## INSTRUCTIONS TO FOLLOW
Please answer these questions about the book review below:
1. Which war did Ari's father return from?
2. What did Dante teach Ari to do?
3. What word did Dante use for Ari?
=== SELECTED EXTRACT ===
First person perspective quickly became a non-issue once I got a few chapters into this book. This is probably the best first person story I've read.
All the feels. So, so many feels. This story was so profound. I felt like I was Aristotle, or Ari to his friends. He was a lonely, lonely boy, and though I had good friends--great friends growing up, I remember feeling such an aching loneliness at times. I also remember being caught in my own private wars and living inside my head, keeping so many of my thoughts to myself.
Ari was a beautiful boy who was confused not only about himself, but about the entirety of his family. His father returned from the Vietnam war a shell of his former self--not that Ari would know that because he was born after his father returned from the war. It was as if whatever haunted his father was inherited by Ari. He grew up being so bothered by the fact that he didn't know his father because he wouldn't let anyone in. He grew up as practically an only child because his siblings were so much older than him. He grew up hating that his brother, who was in prison, was treated as though he didn't exist. He hated that there were so many secrets in his family, yet he didn't want to share any of his secrets either. There was so much anger and confusion roiling around inside of Ari. And it really came through in the writing. I just wanted to hug him, and I remember being him.
And then Dante came into his life. Dante was such a polar opposite of Ari, but like a light in the otherwise darkness of Ari's mind. They were a strange pair, Aristotle and Dante, but they fit so perfectly together. Dante taught Ari to swim, and became Ari's first ever real friend, let alone best friend. He immersed Ari int art, and books, and a different family life than he was familiar with. Dante made Ari feel things that he didn't want to. He made Dante want to share his mind, which was something Ari just didn't do.
Watching them fall in love... It was amazing and beautifully written. This was like a slice-of-life, but with a plot. I wasn't always certain they were falling in love. The author, in my opinion, keep me wondering. I figured Dante out pretty easily, but Ari, as Dante called him, was "inscrutable". Just when I thought maybe he returned Dante's feelings I was like, oh maybe not. Even when Dante was beaten badly enough to be hospitalized, and Ari found out one of the boys who had done it, he went ballistic and returned the favor to the little punk. Maybe I'm just clueless, but I certainly would destroy anyone who hurt my bestie, and I would definitely have pushed her out of the way of a moving vehicle. That's what besties do, or at least I thought so. Which is why it made sense to me when Ari continually said he hadn't done it on purpose, it had just been a reflex. Protecting people you love-no matter the manner of love--is a reflex. You don't think about it, you just do it. I honestly believed for the longest time, that Ari loved Dante as a friend. Their experimental kiss threw me off because the author tried very hard to make the romantic feelings seem one-sided...or as I said, I'm just clueless.
I'm not doing very well on this review. This book has got me shooketh. It was just a beautiful story, and I loved every page of it! It was sad and funny and exciting and heartbreaking. Dude, this book made me cry. Not full-on ugly cry, but I got misty and that's a good as tears when it comes to me. This book also triggered me a bit. But it was a me-thing. I was reminded, every time Ari thought about his father, of how much I miss mine. And like with many other books on my shelves, I can't believe it took me so long to read this.
=== SOURCE MATERIAL ===
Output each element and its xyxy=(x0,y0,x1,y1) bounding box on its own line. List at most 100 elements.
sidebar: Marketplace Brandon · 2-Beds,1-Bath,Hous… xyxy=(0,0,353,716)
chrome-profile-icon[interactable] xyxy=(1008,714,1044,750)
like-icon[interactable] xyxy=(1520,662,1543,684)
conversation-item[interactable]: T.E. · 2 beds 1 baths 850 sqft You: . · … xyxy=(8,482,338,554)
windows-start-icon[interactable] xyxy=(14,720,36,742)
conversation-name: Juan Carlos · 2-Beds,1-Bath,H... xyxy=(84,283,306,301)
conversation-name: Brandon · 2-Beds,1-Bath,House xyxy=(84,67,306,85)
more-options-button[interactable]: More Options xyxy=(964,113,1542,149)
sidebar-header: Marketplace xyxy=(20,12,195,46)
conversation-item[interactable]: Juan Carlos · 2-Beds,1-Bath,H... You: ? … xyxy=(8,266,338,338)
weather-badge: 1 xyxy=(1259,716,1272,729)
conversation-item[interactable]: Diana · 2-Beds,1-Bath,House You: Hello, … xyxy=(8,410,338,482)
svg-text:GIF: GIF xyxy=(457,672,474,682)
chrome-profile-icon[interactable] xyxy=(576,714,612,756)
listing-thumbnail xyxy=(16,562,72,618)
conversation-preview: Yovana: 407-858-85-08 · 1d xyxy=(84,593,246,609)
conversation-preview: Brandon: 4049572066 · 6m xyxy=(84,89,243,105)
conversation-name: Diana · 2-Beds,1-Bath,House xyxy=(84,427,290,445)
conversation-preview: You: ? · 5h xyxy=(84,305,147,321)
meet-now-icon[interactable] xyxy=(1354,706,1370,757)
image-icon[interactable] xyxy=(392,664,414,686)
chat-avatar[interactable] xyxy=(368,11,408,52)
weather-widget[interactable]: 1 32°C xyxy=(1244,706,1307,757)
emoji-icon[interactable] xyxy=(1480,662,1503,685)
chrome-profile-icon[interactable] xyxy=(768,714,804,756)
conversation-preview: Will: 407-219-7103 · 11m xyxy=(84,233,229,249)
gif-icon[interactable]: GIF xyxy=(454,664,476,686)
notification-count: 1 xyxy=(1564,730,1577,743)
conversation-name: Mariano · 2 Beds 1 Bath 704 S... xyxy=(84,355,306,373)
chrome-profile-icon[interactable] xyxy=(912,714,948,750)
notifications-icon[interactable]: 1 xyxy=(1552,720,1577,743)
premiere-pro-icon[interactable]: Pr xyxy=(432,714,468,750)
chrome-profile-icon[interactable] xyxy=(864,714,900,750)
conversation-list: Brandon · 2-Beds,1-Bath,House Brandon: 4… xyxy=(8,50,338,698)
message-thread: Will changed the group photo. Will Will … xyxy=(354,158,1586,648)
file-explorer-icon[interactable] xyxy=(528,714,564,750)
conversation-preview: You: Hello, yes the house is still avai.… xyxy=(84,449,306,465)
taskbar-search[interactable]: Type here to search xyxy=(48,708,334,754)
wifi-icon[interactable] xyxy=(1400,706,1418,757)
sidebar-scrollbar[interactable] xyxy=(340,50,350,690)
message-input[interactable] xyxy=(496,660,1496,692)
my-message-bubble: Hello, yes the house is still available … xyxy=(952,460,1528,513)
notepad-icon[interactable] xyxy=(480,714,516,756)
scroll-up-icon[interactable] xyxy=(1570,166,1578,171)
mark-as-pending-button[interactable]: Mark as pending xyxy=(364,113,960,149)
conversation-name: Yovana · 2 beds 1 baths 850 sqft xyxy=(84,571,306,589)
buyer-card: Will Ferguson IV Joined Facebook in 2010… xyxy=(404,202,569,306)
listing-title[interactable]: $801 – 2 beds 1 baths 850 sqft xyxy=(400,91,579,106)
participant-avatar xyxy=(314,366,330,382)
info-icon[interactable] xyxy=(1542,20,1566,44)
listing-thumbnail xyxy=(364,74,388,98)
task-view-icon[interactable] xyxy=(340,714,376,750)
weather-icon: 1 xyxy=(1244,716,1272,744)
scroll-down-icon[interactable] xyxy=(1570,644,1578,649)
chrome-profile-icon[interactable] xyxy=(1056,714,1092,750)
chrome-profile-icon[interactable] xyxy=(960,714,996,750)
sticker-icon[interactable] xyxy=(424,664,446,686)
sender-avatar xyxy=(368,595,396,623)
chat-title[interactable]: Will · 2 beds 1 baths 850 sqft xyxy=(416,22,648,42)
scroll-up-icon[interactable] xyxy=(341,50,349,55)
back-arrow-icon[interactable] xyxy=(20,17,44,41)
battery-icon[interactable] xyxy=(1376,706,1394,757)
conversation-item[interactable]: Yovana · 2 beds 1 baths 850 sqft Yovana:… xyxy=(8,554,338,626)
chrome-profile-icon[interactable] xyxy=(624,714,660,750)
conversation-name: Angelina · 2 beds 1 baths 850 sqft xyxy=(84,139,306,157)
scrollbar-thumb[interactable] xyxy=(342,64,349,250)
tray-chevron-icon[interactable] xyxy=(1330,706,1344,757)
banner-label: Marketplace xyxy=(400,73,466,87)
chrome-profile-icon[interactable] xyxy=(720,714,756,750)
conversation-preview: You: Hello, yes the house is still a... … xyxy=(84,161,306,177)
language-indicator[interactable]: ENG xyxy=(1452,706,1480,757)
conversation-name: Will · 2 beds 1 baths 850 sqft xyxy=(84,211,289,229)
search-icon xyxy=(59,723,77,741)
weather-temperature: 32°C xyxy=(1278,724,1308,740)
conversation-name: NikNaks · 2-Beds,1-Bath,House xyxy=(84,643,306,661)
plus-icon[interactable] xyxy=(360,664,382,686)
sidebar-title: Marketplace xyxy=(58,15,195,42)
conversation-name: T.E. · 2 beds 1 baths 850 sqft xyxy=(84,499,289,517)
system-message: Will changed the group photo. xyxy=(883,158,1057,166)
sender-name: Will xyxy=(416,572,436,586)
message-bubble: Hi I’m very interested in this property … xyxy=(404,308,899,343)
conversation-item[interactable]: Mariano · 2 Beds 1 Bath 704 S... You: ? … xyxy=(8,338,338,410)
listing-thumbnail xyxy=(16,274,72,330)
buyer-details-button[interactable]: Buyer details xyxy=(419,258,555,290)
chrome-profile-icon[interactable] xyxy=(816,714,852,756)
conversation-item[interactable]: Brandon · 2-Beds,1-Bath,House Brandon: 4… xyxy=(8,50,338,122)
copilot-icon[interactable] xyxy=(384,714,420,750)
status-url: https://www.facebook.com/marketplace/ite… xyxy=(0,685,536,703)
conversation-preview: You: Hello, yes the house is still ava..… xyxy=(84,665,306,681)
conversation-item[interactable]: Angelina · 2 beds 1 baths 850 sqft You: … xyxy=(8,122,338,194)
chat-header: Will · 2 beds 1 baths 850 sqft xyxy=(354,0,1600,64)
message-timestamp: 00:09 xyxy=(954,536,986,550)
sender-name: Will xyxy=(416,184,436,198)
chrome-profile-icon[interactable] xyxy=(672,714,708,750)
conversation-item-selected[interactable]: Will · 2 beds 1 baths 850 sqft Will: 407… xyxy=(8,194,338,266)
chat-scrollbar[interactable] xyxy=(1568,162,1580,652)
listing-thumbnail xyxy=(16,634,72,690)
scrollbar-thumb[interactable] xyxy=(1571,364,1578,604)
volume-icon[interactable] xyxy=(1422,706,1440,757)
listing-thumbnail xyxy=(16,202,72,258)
===
## TASK SOLUTION
1. The Vietnam war
2. To swim
3. "Inscrutable"